----- Supplied entries

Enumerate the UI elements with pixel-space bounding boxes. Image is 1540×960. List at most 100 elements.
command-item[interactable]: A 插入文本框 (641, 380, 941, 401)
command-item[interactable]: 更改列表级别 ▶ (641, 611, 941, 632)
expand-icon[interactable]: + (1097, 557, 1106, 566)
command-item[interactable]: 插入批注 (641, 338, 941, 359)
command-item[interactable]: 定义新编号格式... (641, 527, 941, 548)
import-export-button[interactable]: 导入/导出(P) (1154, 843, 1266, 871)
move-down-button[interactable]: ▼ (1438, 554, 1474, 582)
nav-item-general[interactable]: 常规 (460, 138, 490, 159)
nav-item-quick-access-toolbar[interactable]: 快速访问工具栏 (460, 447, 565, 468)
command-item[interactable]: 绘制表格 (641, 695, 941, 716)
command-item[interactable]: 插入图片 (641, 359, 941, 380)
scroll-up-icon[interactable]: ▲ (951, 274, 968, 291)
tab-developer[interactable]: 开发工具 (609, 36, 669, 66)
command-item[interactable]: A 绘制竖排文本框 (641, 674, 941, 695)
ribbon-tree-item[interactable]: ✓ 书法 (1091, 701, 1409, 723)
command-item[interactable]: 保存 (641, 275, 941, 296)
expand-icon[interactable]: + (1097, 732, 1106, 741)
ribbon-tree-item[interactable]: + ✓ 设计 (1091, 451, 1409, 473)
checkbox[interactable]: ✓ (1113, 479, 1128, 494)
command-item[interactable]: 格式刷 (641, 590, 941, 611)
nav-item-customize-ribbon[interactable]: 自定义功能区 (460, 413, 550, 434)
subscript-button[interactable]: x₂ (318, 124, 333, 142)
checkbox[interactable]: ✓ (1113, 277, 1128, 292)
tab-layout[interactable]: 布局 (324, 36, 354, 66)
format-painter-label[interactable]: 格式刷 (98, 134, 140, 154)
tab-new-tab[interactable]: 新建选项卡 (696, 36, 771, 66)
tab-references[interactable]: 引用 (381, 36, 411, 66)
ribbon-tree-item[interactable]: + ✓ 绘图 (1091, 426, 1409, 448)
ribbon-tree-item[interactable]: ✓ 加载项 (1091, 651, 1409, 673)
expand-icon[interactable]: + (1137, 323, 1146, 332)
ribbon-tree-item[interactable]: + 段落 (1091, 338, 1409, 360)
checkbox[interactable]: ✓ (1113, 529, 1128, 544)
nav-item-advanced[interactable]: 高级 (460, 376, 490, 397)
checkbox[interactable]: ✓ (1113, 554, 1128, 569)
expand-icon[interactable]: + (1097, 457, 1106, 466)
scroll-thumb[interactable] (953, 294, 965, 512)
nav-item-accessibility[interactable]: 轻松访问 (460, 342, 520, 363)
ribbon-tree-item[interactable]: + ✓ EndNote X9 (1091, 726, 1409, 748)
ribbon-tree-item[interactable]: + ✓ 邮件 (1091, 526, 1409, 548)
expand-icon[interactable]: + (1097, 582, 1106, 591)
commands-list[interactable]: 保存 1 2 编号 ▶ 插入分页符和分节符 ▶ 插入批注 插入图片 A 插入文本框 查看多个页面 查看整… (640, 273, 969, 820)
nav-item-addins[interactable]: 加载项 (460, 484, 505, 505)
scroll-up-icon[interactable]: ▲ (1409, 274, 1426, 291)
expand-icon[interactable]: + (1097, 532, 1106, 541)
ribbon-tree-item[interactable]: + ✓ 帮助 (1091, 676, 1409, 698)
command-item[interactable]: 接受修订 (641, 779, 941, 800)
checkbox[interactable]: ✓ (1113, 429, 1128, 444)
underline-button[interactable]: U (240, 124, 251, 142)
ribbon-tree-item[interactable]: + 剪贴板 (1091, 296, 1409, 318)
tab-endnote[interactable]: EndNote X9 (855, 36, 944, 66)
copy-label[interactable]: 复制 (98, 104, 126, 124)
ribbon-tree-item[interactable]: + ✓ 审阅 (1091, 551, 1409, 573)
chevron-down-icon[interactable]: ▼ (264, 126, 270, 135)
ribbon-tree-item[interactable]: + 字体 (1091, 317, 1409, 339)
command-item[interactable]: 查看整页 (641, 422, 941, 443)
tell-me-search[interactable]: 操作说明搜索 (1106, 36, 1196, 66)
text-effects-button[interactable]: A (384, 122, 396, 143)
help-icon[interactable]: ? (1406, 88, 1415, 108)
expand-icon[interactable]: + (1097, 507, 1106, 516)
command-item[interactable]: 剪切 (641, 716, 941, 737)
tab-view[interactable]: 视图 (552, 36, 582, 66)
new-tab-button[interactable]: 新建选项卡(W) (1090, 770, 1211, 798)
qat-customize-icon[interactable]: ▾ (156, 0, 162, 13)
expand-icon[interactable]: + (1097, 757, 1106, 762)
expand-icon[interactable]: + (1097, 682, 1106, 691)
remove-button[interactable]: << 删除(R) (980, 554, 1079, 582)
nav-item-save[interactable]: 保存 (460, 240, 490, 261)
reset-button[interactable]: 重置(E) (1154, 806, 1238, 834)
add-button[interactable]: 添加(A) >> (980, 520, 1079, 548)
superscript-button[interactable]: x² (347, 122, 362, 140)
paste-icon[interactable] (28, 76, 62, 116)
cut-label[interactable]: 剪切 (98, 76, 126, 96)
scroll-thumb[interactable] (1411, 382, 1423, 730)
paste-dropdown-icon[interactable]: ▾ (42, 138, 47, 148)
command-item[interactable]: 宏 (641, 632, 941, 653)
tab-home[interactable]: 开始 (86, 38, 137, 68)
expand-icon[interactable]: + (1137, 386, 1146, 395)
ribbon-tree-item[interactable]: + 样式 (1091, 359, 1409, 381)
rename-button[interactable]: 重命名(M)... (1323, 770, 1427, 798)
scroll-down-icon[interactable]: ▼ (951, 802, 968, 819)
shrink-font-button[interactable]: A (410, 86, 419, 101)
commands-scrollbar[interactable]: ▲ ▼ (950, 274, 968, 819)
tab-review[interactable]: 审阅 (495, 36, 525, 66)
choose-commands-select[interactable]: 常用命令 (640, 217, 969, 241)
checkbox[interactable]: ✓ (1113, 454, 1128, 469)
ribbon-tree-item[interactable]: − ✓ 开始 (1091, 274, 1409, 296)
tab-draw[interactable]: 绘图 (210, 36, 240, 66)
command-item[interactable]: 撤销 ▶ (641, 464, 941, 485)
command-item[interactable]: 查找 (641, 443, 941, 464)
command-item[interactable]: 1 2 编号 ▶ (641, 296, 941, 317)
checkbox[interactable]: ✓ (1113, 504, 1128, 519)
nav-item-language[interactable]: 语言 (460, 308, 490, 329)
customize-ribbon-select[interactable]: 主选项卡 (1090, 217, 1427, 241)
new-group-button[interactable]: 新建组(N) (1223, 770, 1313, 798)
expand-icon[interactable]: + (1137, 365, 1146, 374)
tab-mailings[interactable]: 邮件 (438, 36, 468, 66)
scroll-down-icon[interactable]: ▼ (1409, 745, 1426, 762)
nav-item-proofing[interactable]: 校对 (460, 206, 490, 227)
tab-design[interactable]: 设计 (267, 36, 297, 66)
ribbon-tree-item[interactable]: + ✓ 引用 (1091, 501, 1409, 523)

----------

▸ **Requirements**
Repeat the lines from the start of the records up to and including the line with "command-item[interactable]: 绘制表格 (641, 695, 941, 716)", keeping every character unchanged.

▸ **Full solution**
Enumerate the UI elements with pixel-space bounding boxes. Image is 1540×960. List at most 100 elements.
command-item[interactable]: A 插入文本框 (641, 380, 941, 401)
command-item[interactable]: 更改列表级别 ▶ (641, 611, 941, 632)
expand-icon[interactable]: + (1097, 557, 1106, 566)
command-item[interactable]: 插入批注 (641, 338, 941, 359)
command-item[interactable]: 定义新编号格式... (641, 527, 941, 548)
import-export-button[interactable]: 导入/导出(P) (1154, 843, 1266, 871)
move-down-button[interactable]: ▼ (1438, 554, 1474, 582)
nav-item-general[interactable]: 常规 (460, 138, 490, 159)
nav-item-quick-access-toolbar[interactable]: 快速访问工具栏 (460, 447, 565, 468)
command-item[interactable]: 绘制表格 (641, 695, 941, 716)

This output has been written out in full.